[Start DATA SUPPLIED]
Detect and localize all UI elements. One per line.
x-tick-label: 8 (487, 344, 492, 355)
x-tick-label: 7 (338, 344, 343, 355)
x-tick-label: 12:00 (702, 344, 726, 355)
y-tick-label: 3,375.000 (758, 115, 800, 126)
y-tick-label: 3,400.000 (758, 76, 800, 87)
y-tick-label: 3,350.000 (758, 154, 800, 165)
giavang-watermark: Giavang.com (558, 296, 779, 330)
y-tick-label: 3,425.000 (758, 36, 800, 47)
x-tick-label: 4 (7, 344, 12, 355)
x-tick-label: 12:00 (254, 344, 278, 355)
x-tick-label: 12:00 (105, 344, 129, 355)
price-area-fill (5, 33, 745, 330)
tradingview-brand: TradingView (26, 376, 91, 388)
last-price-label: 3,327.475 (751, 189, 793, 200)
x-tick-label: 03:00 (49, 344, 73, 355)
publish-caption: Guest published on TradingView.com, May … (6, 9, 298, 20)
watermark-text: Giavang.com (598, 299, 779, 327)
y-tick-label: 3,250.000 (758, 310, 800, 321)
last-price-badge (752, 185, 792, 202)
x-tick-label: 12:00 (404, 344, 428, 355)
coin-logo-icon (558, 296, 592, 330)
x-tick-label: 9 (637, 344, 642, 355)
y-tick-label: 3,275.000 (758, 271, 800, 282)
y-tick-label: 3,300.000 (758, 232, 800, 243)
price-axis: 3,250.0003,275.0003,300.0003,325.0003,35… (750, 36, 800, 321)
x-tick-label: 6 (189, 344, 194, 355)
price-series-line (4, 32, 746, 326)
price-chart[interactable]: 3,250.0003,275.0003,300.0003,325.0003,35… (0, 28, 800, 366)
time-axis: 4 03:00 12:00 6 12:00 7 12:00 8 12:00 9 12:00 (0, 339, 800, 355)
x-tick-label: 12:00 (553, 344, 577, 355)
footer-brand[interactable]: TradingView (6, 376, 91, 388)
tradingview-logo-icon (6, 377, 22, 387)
[End DATA SUPPLIED]
[Start DATA SUPPLIED]
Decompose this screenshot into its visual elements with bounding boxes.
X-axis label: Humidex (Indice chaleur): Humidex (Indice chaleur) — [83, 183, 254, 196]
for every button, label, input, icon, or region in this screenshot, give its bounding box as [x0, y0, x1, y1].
[End DATA SUPPLIED]
[Start DATA SUPPLIED]
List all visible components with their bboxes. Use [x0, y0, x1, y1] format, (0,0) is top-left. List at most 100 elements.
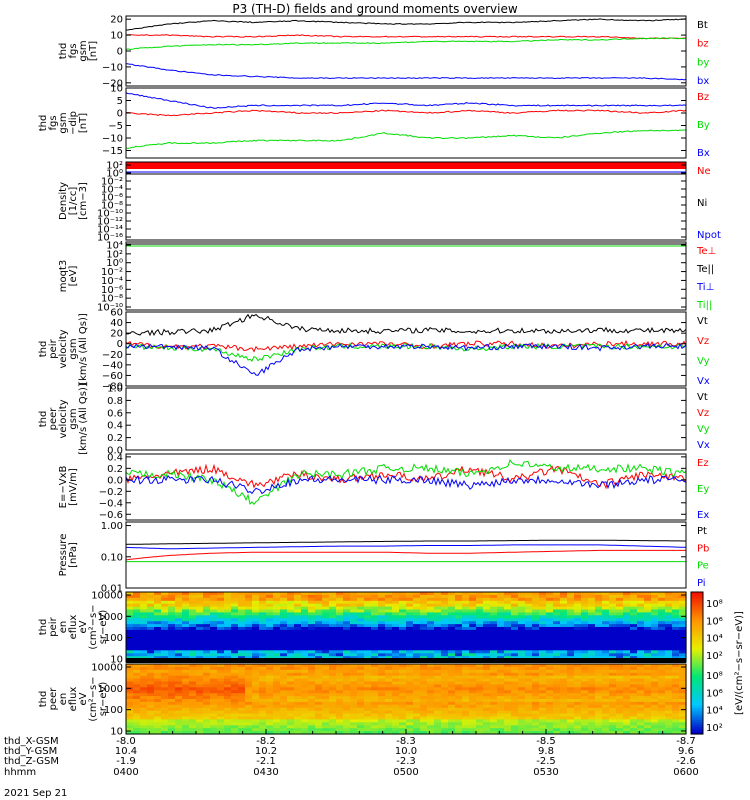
[End DATA SUPPLIED]
Rewrite the listing lines starting with the line containing "Decompose this screenshot" and going on through the line containing "for every button, label, input, icon, or", substituting "area" for "region" and keeping everything else the same.

RESULT FOR THIS EXERCISE:
Decompose this screenshot into its visual elements with bounding boxes.
X-axis label: Humidex (Indice chaleur): Humidex (Indice chaleur) — [83, 183, 254, 196]
for every button, label, input, icon, or area in this screenshot, give its bounding box as [x0, y0, x1, y1].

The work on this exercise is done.